* START MATERIAL FOR THIS TASK *
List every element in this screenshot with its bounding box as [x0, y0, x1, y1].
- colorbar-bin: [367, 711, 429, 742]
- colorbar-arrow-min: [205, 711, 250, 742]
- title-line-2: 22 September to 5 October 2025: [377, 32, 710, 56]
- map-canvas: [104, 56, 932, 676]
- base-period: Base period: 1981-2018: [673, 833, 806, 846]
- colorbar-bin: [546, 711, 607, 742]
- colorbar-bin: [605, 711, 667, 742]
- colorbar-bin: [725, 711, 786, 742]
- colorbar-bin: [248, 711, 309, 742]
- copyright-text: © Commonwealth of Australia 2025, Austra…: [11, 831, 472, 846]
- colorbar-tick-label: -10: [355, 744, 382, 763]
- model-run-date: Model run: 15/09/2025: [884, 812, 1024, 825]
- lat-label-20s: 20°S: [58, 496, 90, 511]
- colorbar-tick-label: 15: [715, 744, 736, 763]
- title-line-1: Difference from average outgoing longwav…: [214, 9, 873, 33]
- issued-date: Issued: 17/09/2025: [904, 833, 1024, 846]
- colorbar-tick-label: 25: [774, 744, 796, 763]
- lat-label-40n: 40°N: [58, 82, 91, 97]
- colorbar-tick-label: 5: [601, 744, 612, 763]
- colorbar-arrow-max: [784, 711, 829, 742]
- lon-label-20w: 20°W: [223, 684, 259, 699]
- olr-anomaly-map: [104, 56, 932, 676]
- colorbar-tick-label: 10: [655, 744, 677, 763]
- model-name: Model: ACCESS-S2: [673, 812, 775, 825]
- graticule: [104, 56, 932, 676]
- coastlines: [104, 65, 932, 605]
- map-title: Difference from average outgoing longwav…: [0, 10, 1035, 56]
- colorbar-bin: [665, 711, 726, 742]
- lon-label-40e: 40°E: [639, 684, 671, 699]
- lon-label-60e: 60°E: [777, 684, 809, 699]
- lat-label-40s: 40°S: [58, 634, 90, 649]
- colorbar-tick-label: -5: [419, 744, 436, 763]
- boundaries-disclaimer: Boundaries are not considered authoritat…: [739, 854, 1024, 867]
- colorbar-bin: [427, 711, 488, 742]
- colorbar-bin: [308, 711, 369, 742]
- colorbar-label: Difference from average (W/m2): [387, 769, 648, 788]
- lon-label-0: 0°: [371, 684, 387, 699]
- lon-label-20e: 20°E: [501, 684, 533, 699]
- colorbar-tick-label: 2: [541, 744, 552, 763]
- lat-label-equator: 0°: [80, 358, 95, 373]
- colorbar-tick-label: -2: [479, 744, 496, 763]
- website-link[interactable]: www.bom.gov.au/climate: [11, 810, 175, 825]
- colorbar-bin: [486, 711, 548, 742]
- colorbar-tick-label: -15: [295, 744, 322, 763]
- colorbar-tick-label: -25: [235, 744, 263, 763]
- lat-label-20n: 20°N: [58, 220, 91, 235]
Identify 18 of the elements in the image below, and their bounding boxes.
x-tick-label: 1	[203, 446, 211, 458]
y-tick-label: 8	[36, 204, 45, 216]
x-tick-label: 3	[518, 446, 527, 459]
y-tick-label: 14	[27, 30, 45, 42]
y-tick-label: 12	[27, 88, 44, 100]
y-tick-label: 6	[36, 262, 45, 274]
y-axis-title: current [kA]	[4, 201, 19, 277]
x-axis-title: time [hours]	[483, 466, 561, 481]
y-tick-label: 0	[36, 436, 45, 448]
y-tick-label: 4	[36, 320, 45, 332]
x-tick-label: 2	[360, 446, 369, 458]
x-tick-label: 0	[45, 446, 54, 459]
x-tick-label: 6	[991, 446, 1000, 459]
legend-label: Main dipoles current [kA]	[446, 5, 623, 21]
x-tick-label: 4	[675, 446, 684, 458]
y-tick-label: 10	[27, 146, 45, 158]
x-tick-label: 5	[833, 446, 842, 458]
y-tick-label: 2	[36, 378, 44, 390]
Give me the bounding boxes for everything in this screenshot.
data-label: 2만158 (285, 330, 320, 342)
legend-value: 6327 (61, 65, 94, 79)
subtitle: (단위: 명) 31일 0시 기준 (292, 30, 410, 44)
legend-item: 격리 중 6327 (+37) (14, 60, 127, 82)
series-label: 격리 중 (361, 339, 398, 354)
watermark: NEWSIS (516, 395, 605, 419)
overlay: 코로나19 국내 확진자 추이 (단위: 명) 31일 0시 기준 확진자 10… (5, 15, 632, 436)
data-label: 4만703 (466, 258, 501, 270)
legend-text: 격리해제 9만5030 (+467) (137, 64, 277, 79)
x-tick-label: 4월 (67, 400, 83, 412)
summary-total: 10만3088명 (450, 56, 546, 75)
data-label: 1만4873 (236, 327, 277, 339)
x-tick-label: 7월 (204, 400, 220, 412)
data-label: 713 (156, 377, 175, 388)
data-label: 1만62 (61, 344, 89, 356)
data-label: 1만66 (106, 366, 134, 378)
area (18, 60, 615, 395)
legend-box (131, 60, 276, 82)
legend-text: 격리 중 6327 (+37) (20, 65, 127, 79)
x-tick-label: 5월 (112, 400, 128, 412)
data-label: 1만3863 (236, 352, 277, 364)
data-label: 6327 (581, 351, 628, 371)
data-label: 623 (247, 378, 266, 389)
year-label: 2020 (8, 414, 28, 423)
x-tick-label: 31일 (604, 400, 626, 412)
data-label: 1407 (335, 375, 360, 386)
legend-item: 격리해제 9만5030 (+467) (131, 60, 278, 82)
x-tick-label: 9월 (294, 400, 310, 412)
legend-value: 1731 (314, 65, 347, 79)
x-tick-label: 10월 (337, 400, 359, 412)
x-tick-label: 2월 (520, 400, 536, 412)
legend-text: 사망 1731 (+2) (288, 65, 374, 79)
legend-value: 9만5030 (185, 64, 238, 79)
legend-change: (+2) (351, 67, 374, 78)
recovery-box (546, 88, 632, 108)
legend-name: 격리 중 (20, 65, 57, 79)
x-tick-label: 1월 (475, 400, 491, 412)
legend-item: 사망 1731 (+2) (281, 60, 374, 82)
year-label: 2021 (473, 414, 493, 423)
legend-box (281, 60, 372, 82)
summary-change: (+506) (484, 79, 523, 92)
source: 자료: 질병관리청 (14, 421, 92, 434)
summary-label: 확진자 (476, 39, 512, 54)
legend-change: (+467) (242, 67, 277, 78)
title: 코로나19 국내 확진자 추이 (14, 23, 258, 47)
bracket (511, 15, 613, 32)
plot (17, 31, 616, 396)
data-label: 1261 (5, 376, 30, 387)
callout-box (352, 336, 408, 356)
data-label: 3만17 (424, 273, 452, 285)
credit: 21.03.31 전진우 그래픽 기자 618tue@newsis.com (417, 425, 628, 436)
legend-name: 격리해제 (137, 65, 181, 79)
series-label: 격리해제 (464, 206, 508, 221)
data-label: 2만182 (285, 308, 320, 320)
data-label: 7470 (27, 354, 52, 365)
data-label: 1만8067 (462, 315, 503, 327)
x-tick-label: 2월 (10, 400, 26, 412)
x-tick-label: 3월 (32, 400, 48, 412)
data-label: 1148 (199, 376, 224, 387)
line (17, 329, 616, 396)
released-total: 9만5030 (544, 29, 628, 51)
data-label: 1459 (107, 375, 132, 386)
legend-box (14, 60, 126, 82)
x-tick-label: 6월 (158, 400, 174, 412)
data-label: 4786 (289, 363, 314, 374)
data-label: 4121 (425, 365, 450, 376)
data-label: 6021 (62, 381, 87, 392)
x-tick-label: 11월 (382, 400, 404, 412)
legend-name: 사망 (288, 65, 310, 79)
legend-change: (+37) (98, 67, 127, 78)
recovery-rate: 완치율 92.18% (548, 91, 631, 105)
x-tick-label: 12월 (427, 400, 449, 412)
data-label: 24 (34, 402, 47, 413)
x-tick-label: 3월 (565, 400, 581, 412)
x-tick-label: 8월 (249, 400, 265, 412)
* END MATERIAL FOR THIS TASK *
Reproduce the records verbatim, starting at the first line and ending at the line that contains "- coastlines: [104, 65, 932, 605]", with both ends included.

**ANSWER IN FULL**
List every element in this screenshot with its bounding box as [x0, y0, x1, y1].
- colorbar-bin: [367, 711, 429, 742]
- colorbar-arrow-min: [205, 711, 250, 742]
- title-line-2: 22 September to 5 October 2025: [377, 32, 710, 56]
- map-canvas: [104, 56, 932, 676]
- base-period: Base period: 1981-2018: [673, 833, 806, 846]
- colorbar-bin: [546, 711, 607, 742]
- colorbar-bin: [605, 711, 667, 742]
- colorbar-bin: [725, 711, 786, 742]
- colorbar-bin: [248, 711, 309, 742]
- copyright-text: © Commonwealth of Australia 2025, Austra…: [11, 831, 472, 846]
- colorbar-tick-label: -10: [355, 744, 382, 763]
- model-run-date: Model run: 15/09/2025: [884, 812, 1024, 825]
- lat-label-20s: 20°S: [58, 496, 90, 511]
- colorbar-tick-label: 15: [715, 744, 736, 763]
- title-line-1: Difference from average outgoing longwav…: [214, 9, 873, 33]
- issued-date: Issued: 17/09/2025: [904, 833, 1024, 846]
- colorbar-tick-label: 25: [774, 744, 796, 763]
- lat-label-40n: 40°N: [58, 82, 91, 97]
- colorbar-tick-label: 5: [601, 744, 612, 763]
- colorbar-arrow-max: [784, 711, 829, 742]
- lon-label-20w: 20°W: [223, 684, 259, 699]
- olr-anomaly-map: [104, 56, 932, 676]
- colorbar-tick-label: 10: [655, 744, 677, 763]
- model-name: Model: ACCESS-S2: [673, 812, 775, 825]
- graticule: [104, 56, 932, 676]
- coastlines: [104, 65, 932, 605]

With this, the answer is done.